**What is being asked**
Find how many lines of the listing below include the word "color", then report the number by itself.

***** Information supplied

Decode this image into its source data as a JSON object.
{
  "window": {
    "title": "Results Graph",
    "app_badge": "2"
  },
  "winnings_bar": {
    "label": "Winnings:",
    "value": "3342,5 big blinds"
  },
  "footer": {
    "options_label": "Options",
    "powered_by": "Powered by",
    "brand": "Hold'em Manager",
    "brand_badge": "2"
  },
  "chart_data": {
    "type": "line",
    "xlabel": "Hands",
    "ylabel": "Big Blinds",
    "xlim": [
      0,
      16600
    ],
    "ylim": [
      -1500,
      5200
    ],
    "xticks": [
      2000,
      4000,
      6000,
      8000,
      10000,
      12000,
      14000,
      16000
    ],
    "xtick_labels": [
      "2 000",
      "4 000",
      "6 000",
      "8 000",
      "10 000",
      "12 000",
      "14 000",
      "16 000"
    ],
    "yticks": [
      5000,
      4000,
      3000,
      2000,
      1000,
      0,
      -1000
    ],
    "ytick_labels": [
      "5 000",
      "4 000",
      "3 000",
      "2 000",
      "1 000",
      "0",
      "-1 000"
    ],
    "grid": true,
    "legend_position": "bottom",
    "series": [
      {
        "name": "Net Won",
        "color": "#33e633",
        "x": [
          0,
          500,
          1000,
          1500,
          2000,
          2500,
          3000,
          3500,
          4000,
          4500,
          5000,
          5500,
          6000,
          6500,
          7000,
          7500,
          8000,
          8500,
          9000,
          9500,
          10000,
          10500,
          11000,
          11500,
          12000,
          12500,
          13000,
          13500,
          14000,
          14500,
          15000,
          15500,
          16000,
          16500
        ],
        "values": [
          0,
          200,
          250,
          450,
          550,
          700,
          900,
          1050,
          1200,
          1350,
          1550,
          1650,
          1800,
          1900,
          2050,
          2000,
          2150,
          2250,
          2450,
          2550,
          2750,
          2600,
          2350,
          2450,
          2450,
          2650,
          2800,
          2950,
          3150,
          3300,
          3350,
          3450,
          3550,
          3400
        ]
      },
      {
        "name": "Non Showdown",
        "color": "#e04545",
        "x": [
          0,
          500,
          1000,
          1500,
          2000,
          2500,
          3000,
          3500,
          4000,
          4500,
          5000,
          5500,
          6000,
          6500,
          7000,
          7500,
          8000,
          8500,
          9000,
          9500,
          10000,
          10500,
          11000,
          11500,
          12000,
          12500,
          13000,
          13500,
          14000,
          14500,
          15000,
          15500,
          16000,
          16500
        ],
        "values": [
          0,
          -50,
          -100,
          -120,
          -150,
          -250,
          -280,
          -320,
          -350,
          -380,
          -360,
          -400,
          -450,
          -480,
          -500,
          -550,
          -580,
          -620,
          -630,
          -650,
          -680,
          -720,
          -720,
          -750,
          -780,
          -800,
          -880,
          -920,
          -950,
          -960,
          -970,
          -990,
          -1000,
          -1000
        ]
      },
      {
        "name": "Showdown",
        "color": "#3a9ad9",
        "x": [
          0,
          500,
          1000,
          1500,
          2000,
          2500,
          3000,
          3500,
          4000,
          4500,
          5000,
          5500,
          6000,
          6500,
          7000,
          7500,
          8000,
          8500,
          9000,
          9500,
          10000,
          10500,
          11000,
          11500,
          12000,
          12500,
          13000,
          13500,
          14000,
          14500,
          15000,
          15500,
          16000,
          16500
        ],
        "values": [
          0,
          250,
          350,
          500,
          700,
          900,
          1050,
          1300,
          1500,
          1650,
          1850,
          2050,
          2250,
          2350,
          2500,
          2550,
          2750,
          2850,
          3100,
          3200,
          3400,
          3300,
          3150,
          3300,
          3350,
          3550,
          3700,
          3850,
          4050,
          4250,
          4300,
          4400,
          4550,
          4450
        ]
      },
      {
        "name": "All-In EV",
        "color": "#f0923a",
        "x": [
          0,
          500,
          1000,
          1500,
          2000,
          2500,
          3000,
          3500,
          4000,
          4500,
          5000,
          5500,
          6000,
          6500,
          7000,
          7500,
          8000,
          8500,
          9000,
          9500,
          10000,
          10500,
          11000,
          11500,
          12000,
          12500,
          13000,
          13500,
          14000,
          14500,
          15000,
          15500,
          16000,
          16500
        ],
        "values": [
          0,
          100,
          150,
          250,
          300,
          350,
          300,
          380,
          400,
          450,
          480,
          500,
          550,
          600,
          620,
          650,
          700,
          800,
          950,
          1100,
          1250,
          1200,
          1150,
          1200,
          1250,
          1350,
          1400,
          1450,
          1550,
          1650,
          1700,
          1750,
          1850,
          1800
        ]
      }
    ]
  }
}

**********

**The result**
4